### Data listing
════════════════

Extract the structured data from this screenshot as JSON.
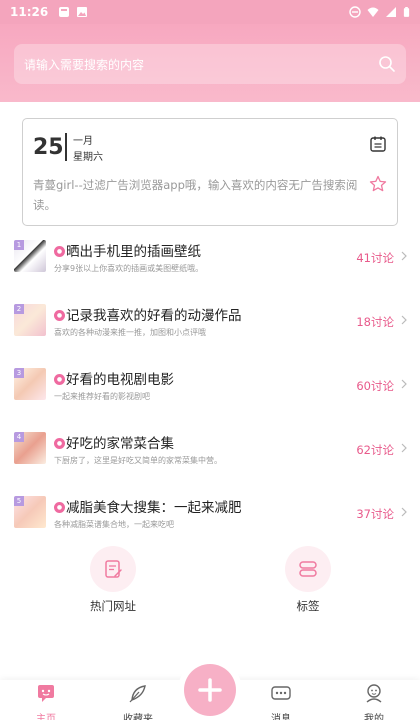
{
  "status_bar": {
    "time": "11:26"
  },
  "search": {
    "placeholder": "请输入需要搜索的内容"
  },
  "date_card": {
    "day": "25",
    "month": "一月",
    "weekday": "星期六",
    "description": "青蔓girl--过滤广告浏览器app哦，输入喜欢的内容无广告搜索阅读。"
  },
  "topics": [
    {
      "rank": "1",
      "title": "晒出手机里的插画壁纸",
      "subtitle": "分享9张以上你喜欢的插画或美图壁纸哦。",
      "count": "41讨论"
    },
    {
      "rank": "2",
      "title": "记录我喜欢的好看的动漫作品",
      "subtitle": "喜欢的各种动漫来推一推，加图和小点评哦",
      "count": "18讨论"
    },
    {
      "rank": "3",
      "title": "好看的电视剧电影",
      "subtitle": "一起来推荐好看的影视剧吧",
      "count": "60讨论"
    },
    {
      "rank": "4",
      "title": "好吃的家常菜合集",
      "subtitle": "下厨房了，这里是好吃又简单的家常菜集中营。",
      "count": "62讨论"
    },
    {
      "rank": "5",
      "title": "减脂美食大搜集：一起来减肥",
      "subtitle": "各种减脂菜谱集合地，一起来吃吧",
      "count": "37讨论"
    }
  ],
  "quick_links": {
    "hot_sites": "热门网址",
    "tags": "标签"
  },
  "tabbar": {
    "home": "主页",
    "favorites": "收藏夹",
    "messages": "消息",
    "mine": "我的"
  },
  "colors": {
    "primary_pink": "#f7a8c0",
    "accent": "#e85a8b"
  }
}
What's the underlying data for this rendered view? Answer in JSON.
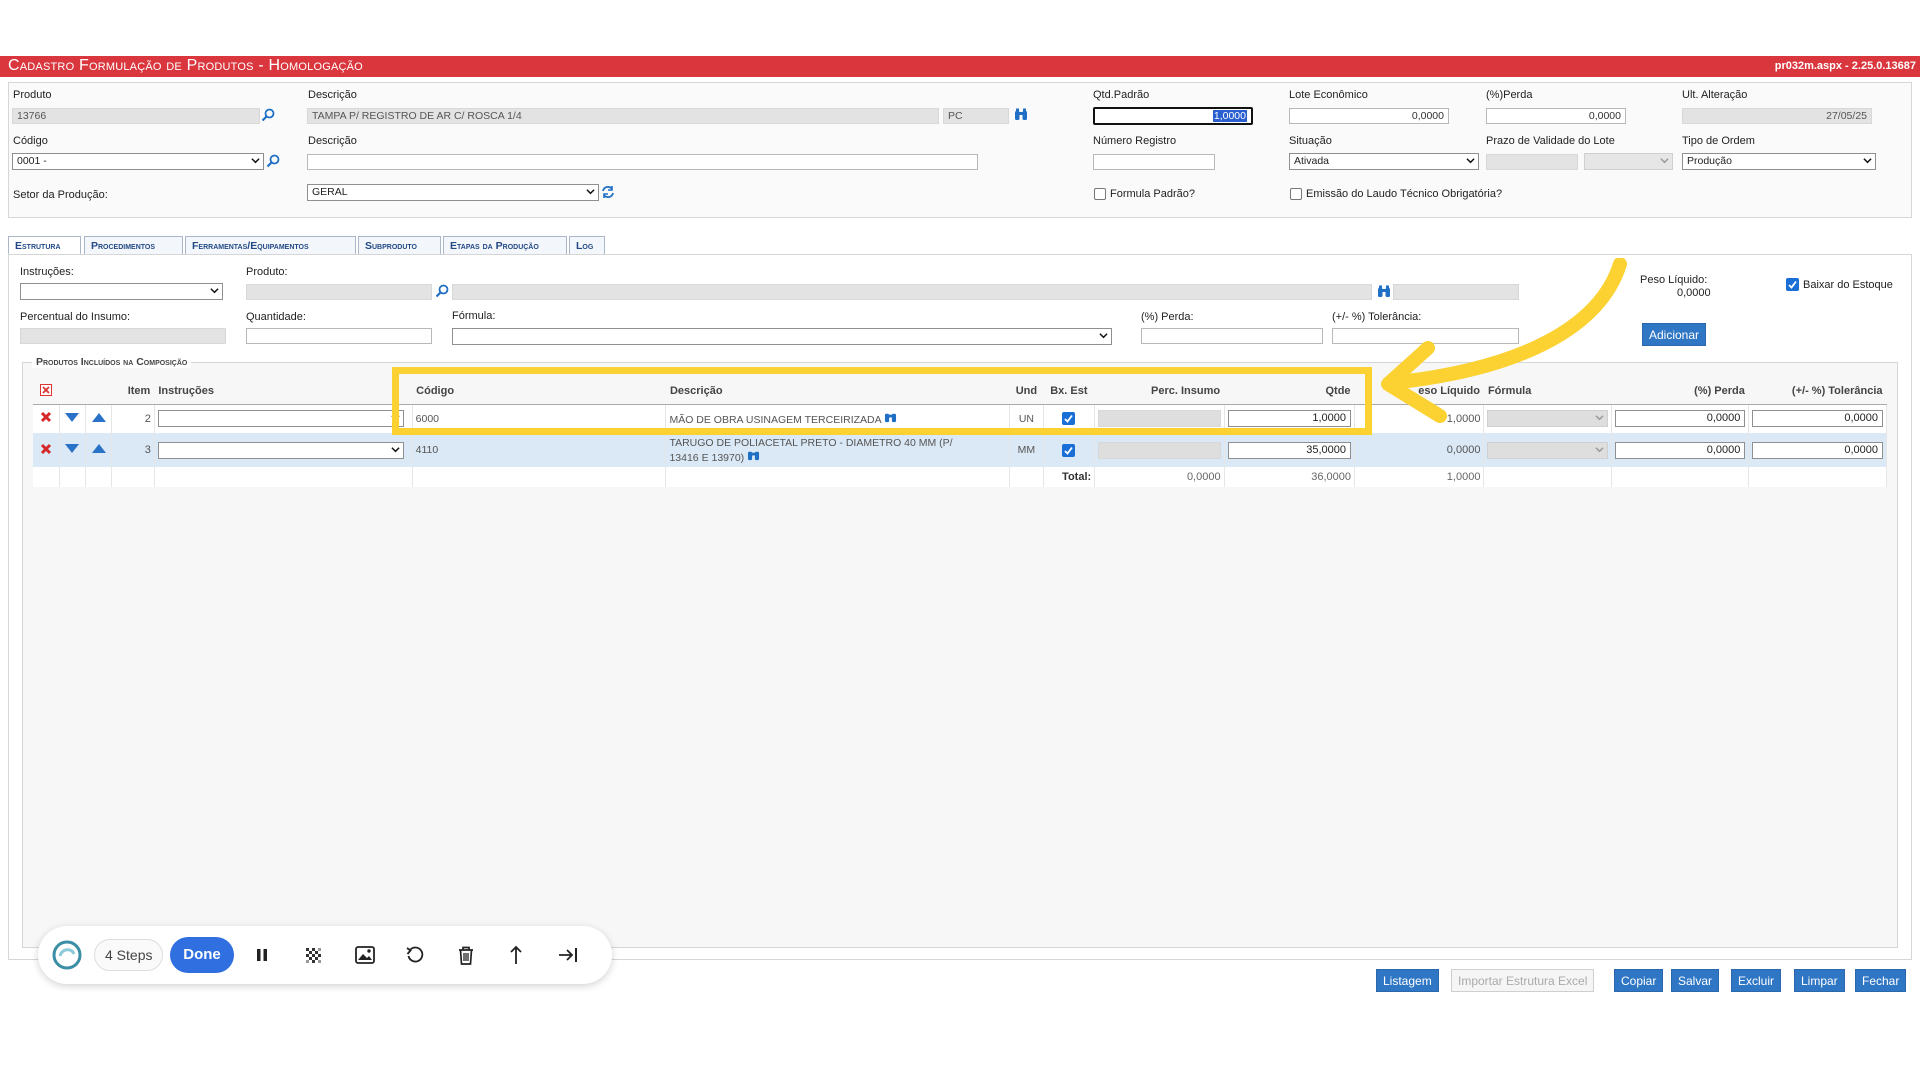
{
  "app": {
    "title": "Cadastro Formulação de Produtos  - Homologação",
    "version": "pr032m.aspx - 2.25.0.13687"
  },
  "header_form": {
    "produto_label": "Produto",
    "produto_value": "13766",
    "descricao_label": "Descrição",
    "descricao_value": "TAMPA P/ REGISTRO DE AR C/ ROSCA 1/4",
    "unidade_value": "PC",
    "qtd_padrao_label": "Qtd.Padrão",
    "qtd_padrao_value": "1,0000",
    "lote_economico_label": "Lote Econômico",
    "lote_economico_value": "0,0000",
    "perda_label": "(%)Perda",
    "perda_value": "0,0000",
    "ult_alteracao_label": "Ult. Alteração",
    "ult_alteracao_value": "27/05/25",
    "codigo_label": "Código",
    "codigo_value": "0001 -",
    "descricao2_label": "Descrição",
    "descricao2_value": "",
    "numero_registro_label": "Número Registro",
    "numero_registro_value": "",
    "situacao_label": "Situação",
    "situacao_value": "Ativada",
    "prazo_validade_label": "Prazo de Validade do Lote",
    "tipo_ordem_label": "Tipo de Ordem",
    "tipo_ordem_value": "Produção",
    "setor_label": "Setor da Produção:",
    "setor_value": "GERAL",
    "formula_padrao_label": "Formula Padrão?",
    "emissao_laudo_label": "Emissão do Laudo Técnico Obrigatória?"
  },
  "tabs": [
    {
      "label": "Estrutura"
    },
    {
      "label": "Procedimentos"
    },
    {
      "label": "Ferramentas/Equipamentos"
    },
    {
      "label": "Subproduto"
    },
    {
      "label": "Etapas da Produção"
    },
    {
      "label": "Log"
    }
  ],
  "estrutura_form": {
    "instrucoes_label": "Instruções:",
    "produto_label": "Produto:",
    "peso_liquido_label": "Peso Líquido:",
    "peso_liquido_value": "0,0000",
    "baixar_estoque_label": "Baixar do Estoque",
    "percentual_insumo_label": "Percentual do Insumo:",
    "quantidade_label": "Quantidade:",
    "formula_label": "Fórmula:",
    "perda_label": "(%) Perda:",
    "tolerancia_label": "(+/- %) Tolerância:",
    "adicionar_label": "Adicionar"
  },
  "grid": {
    "legend": "Produtos Incluídos na Composição",
    "headers": {
      "item": "Item",
      "instrucoes": "Instruções",
      "codigo": "Código",
      "descricao": "Descrição",
      "und": "Und",
      "bx_est": "Bx. Est",
      "perc_insumo": "Perc. Insumo",
      "qtde": "Qtde",
      "peso_liquido": "eso Líquido",
      "formula": "Fórmula",
      "perda": "(%) Perda",
      "tolerancia": "(+/- %) Tolerância"
    },
    "rows": [
      {
        "item": "2",
        "codigo": "6000",
        "descricao": "MÃO DE OBRA USINAGEM TERCEIRIZADA",
        "und": "UN",
        "qtde": "1,0000",
        "peso_liquido": "1,0000",
        "perda": "0,0000",
        "tolerancia": "0,0000"
      },
      {
        "item": "3",
        "codigo": "4110",
        "descricao_l1": "TARUGO DE POLIACETAL PRETO - DIAMETRO 40 MM (P/",
        "descricao_l2": "13416 E 13970)",
        "und": "MM",
        "qtde": "35,0000",
        "peso_liquido": "0,0000",
        "perda": "0,0000",
        "tolerancia": "0,0000"
      }
    ],
    "totals": {
      "label": "Total:",
      "perc_insumo": "0,0000",
      "qtde": "36,0000",
      "peso_liquido": "1,0000"
    }
  },
  "footer_buttons": {
    "listagem": "Listagem",
    "importar": "Importar Estrutura Excel",
    "copiar": "Copiar",
    "salvar": "Salvar",
    "excluir": "Excluir",
    "limpar": "Limpar",
    "fechar": "Fechar"
  },
  "recorder": {
    "steps": "4 Steps",
    "done": "Done"
  },
  "colors": {
    "titlebar": "#d9363e",
    "accent_blue": "#2f76c4",
    "highlight_yellow": "#fbd232",
    "row_selected": "#dbe8f5"
  }
}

════════════════

### Goal
Generate a word-for-word copy of the preceding records, excluding all pictures.

### Finished exercise
Extract the structured data from this screenshot as JSON.
{
  "status_bar": {
    "time": "11:26"
  },
  "search": {
    "placeholder": "请输入需要搜索的内容"
  },
  "date_card": {
    "day": "25",
    "month": "一月",
    "weekday": "星期六",
    "description": "青蔓girl--过滤广告浏览器app哦，输入喜欢的内容无广告搜索阅读。"
  },
  "topics": [
    {
      "rank": "1",
      "title": "晒出手机里的插画壁纸",
      "subtitle": "分享9张以上你喜欢的插画或美图壁纸哦。",
      "count": "41讨论"
    },
    {
      "rank": "2",
      "title": "记录我喜欢的好看的动漫作品",
      "subtitle": "喜欢的各种动漫来推一推，加图和小点评哦",
      "count": "18讨论"
    },
    {
      "rank": "3",
      "title": "好看的电视剧电影",
      "subtitle": "一起来推荐好看的影视剧吧",
      "count": "60讨论"
    },
    {
      "rank": "4",
      "title": "好吃的家常菜合集",
      "subtitle": "下厨房了，这里是好吃又简单的家常菜集中营。",
      "count": "62讨论"
    },
    {
      "rank": "5",
      "title": "减脂美食大搜集：一起来减肥",
      "subtitle": "各种减脂菜谱集合地，一起来吃吧",
      "count": "37讨论"
    }
  ],
  "quick_links": {
    "hot_sites": "热门网址",
    "tags": "标签"
  },
  "tabbar": {
    "home": "主页",
    "favorites": "收藏夹",
    "messages": "消息",
    "mine": "我的"
  },
  "colors": {
    "primary_pink": "#f7a8c0",
    "accent": "#e85a8b"
  }
}
What's the underlying data for this rendered view? Answer in JSON.
{
  "app": {
    "title": "Cadastro Formulação de Produtos  - Homologação",
    "version": "pr032m.aspx - 2.25.0.13687"
  },
  "header_form": {
    "produto_label": "Produto",
    "produto_value": "13766",
    "descricao_label": "Descrição",
    "descricao_value": "TAMPA P/ REGISTRO DE AR C/ ROSCA 1/4",
    "unidade_value": "PC",
    "qtd_padrao_label": "Qtd.Padrão",
    "qtd_padrao_value": "1,0000",
    "lote_economico_label": "Lote Econômico",
    "lote_economico_value": "0,0000",
    "perda_label": "(%)Perda",
    "perda_value": "0,0000",
    "ult_alteracao_label": "Ult. Alteração",
    "ult_alteracao_value": "27/05/25",
    "codigo_label": "Código",
    "codigo_value": "0001 -",
    "descricao2_label": "Descrição",
    "descricao2_value": "",
    "numero_registro_label": "Número Registro",
    "numero_registro_value": "",
    "situacao_label": "Situação",
    "situacao_value": "Ativada",
    "prazo_validade_label": "Prazo de Validade do Lote",
    "tipo_ordem_label": "Tipo de Ordem",
    "tipo_ordem_value": "Produção",
    "setor_label": "Setor da Produção:",
    "setor_value": "GERAL",
    "formula_padrao_label": "Formula Padrão?",
    "emissao_laudo_label": "Emissão do Laudo Técnico Obrigatória?"
  },
  "tabs": [
    {
      "label": "Estrutura"
    },
    {
      "label": "Procedimentos"
    },
    {
      "label": "Ferramentas/Equipamentos"
    },
    {
      "label": "Subproduto"
    },
    {
      "label": "Etapas da Produção"
    },
    {
      "label": "Log"
    }
  ],
  "estrutura_form": {
    "instrucoes_label": "Instruções:",
    "produto_label": "Produto:",
    "peso_liquido_label": "Peso Líquido:",
    "peso_liquido_value": "0,0000",
    "baixar_estoque_label": "Baixar do Estoque",
    "percentual_insumo_label": "Percentual do Insumo:",
    "quantidade_label": "Quantidade:",
    "formula_label": "Fórmula:",
    "perda_label": "(%) Perda:",
    "tolerancia_label": "(+/- %) Tolerância:",
    "adicionar_label": "Adicionar"
  },
  "grid": {
    "legend": "Produtos Incluídos na Composição",
    "headers": {
      "item": "Item",
      "instrucoes": "Instruções",
      "codigo": "Código",
      "descricao": "Descrição",
      "und": "Und",
      "bx_est": "Bx. Est",
      "perc_insumo": "Perc. Insumo",
      "qtde": "Qtde",
      "peso_liquido": "eso Líquido",
      "formula": "Fórmula",
      "perda": "(%) Perda",
      "tolerancia": "(+/- %) Tolerância"
    },
    "rows": [
      {
        "item": "2",
        "codigo": "6000",
        "descricao": "MÃO DE OBRA USINAGEM TERCEIRIZADA",
        "und": "UN",
        "qtde": "1,0000",
        "peso_liquido": "1,0000",
        "perda": "0,0000",
        "tolerancia": "0,0000"
      },
      {
        "item": "3",
        "codigo": "4110",
        "descricao_l1": "TARUGO DE POLIACETAL PRETO - DIAMETRO 40 MM (P/",
        "descricao_l2": "13416 E 13970)",
        "und": "MM",
        "qtde": "35,0000",
        "peso_liquido": "0,0000",
        "perda": "0,0000",
        "tolerancia": "0,0000"
      }
    ],
    "totals": {
      "label": "Total:",
      "perc_insumo": "0,0000",
      "qtde": "36,0000",
      "peso_liquido": "1,0000"
    }
  },
  "footer_buttons": {
    "listagem": "Listagem",
    "importar": "Importar Estrutura Excel",
    "copiar": "Copiar",
    "salvar": "Salvar",
    "excluir": "Excluir",
    "limpar": "Limpar",
    "fechar": "Fechar"
  },
  "recorder": {
    "steps": "4 Steps",
    "done": "Done"
  },
  "colors": {
    "titlebar": "#d9363e",
    "accent_blue": "#2f76c4",
    "highlight_yellow": "#fbd232",
    "row_selected": "#dbe8f5"
  }
}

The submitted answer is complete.